**Direction**
Output all lines exactly.

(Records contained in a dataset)
++++++

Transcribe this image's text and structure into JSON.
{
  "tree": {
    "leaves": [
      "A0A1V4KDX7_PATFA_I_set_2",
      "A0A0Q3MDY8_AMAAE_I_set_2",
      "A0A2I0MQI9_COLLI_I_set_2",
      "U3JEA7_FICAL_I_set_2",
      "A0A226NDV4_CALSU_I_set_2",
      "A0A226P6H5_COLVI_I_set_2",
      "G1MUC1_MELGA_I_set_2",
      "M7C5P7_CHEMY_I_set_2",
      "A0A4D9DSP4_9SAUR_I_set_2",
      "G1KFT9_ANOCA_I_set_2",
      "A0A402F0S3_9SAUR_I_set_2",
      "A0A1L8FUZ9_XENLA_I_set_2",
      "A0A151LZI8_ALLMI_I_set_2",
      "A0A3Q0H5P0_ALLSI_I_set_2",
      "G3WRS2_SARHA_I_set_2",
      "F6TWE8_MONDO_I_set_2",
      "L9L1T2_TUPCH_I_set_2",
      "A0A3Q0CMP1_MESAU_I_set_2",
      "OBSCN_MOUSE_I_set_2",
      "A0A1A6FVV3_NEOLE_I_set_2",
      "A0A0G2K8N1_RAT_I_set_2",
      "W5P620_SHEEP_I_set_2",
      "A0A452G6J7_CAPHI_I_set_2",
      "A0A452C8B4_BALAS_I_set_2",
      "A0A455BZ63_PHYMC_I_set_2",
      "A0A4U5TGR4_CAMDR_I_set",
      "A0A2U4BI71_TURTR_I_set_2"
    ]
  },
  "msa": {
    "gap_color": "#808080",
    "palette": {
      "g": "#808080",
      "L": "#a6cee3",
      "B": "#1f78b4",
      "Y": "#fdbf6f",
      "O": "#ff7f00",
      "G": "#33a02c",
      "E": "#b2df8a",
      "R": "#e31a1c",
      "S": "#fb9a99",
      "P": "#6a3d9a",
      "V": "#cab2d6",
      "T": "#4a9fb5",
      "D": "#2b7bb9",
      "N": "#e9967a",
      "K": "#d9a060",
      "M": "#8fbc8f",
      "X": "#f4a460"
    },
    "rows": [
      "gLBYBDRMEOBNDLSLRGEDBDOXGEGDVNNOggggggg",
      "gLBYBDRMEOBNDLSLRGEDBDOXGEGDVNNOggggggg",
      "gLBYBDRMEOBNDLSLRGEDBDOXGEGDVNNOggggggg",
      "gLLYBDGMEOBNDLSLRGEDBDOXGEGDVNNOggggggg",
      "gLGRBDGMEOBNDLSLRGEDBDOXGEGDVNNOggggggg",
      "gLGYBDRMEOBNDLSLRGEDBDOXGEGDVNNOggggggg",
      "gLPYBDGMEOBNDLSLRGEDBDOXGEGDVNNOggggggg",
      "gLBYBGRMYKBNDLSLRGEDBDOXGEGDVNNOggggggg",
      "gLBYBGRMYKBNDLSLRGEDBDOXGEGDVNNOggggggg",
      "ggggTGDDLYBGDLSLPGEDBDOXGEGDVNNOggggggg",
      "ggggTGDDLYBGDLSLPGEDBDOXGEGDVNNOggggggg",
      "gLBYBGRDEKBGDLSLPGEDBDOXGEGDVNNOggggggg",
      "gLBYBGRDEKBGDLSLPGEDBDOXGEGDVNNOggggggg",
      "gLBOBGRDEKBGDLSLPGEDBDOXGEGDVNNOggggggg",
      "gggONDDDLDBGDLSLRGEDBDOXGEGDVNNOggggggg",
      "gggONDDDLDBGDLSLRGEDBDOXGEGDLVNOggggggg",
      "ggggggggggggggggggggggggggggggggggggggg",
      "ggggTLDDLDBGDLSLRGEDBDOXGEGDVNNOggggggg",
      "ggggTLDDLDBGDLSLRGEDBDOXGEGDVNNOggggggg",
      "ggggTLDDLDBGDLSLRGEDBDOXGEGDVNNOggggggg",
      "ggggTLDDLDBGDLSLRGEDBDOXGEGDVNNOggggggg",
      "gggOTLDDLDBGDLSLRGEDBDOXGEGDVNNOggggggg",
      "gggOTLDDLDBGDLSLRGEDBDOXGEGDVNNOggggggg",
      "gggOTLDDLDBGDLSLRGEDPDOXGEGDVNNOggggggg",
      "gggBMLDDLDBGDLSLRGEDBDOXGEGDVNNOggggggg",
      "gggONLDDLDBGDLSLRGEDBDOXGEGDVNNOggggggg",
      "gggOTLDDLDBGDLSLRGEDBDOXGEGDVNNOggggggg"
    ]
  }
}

++++++

**Answer to the problem**
Transcribe this image's text and structure into JSON.
{
  "tree": {
    "leaves": [
      "A0A1V4KDX7_PATFA_I_set_2",
      "A0A0Q3MDY8_AMAAE_I_set_2",
      "A0A2I0MQI9_COLLI_I_set_2",
      "U3JEA7_FICAL_I_set_2",
      "A0A226NDV4_CALSU_I_set_2",
      "A0A226P6H5_COLVI_I_set_2",
      "G1MUC1_MELGA_I_set_2",
      "M7C5P7_CHEMY_I_set_2",
      "A0A4D9DSP4_9SAUR_I_set_2",
      "G1KFT9_ANOCA_I_set_2",
      "A0A402F0S3_9SAUR_I_set_2",
      "A0A1L8FUZ9_XENLA_I_set_2",
      "A0A151LZI8_ALLMI_I_set_2",
      "A0A3Q0H5P0_ALLSI_I_set_2",
      "G3WRS2_SARHA_I_set_2",
      "F6TWE8_MONDO_I_set_2",
      "L9L1T2_TUPCH_I_set_2",
      "A0A3Q0CMP1_MESAU_I_set_2",
      "OBSCN_MOUSE_I_set_2",
      "A0A1A6FVV3_NEOLE_I_set_2",
      "A0A0G2K8N1_RAT_I_set_2",
      "W5P620_SHEEP_I_set_2",
      "A0A452G6J7_CAPHI_I_set_2",
      "A0A452C8B4_BALAS_I_set_2",
      "A0A455BZ63_PHYMC_I_set_2",
      "A0A4U5TGR4_CAMDR_I_set",
      "A0A2U4BI71_TURTR_I_set_2"
    ]
  },
  "msa": {
    "gap_color": "#808080",
    "palette": {
      "g": "#808080",
      "L": "#a6cee3",
      "B": "#1f78b4",
      "Y": "#fdbf6f",
      "O": "#ff7f00",
      "G": "#33a02c",
      "E": "#b2df8a",
      "R": "#e31a1c",
      "S": "#fb9a99",
      "P": "#6a3d9a",
      "V": "#cab2d6",
      "T": "#4a9fb5",
      "D": "#2b7bb9",
      "N": "#e9967a",
      "K": "#d9a060",
      "M": "#8fbc8f",
      "X": "#f4a460"
    },
    "rows": [
      "gLBYBDRMEOBNDLSLRGEDBDOXGEGDVNNOggggggg",
      "gLBYBDRMEOBNDLSLRGEDBDOXGEGDVNNOggggggg",
      "gLBYBDRMEOBNDLSLRGEDBDOXGEGDVNNOggggggg",
      "gLLYBDGMEOBNDLSLRGEDBDOXGEGDVNNOggggggg",
      "gLGRBDGMEOBNDLSLRGEDBDOXGEGDVNNOggggggg",
      "gLGYBDRMEOBNDLSLRGEDBDOXGEGDVNNOggggggg",
      "gLPYBDGMEOBNDLSLRGEDBDOXGEGDVNNOggggggg",
      "gLBYBGRMYKBNDLSLRGEDBDOXGEGDVNNOggggggg",
      "gLBYBGRMYKBNDLSLRGEDBDOXGEGDVNNOggggggg",
      "ggggTGDDLYBGDLSLPGEDBDOXGEGDVNNOggggggg",
      "ggggTGDDLYBGDLSLPGEDBDOXGEGDVNNOggggggg",
      "gLBYBGRDEKBGDLSLPGEDBDOXGEGDVNNOggggggg",
      "gLBYBGRDEKBGDLSLPGEDBDOXGEGDVNNOggggggg",
      "gLBOBGRDEKBGDLSLPGEDBDOXGEGDVNNOggggggg",
      "gggONDDDLDBGDLSLRGEDBDOXGEGDVNNOggggggg",
      "gggONDDDLDBGDLSLRGEDBDOXGEGDLVNOggggggg",
      "ggggggggggggggggggggggggggggggggggggggg",
      "ggggTLDDLDBGDLSLRGEDBDOXGEGDVNNOggggggg",
      "ggggTLDDLDBGDLSLRGEDBDOXGEGDVNNOggggggg",
      "ggggTLDDLDBGDLSLRGEDBDOXGEGDVNNOggggggg",
      "ggggTLDDLDBGDLSLRGEDBDOXGEGDVNNOggggggg",
      "gggOTLDDLDBGDLSLRGEDBDOXGEGDVNNOggggggg",
      "gggOTLDDLDBGDLSLRGEDBDOXGEGDVNNOggggggg",
      "gggOTLDDLDBGDLSLRGEDPDOXGEGDVNNOggggggg",
      "gggBMLDDLDBGDLSLRGEDBDOXGEGDVNNOggggggg",
      "gggONLDDLDBGDLSLRGEDBDOXGEGDVNNOggggggg",
      "gggOTLDDLDBGDLSLRGEDBDOXGEGDVNNOggggggg"
    ]
  }
}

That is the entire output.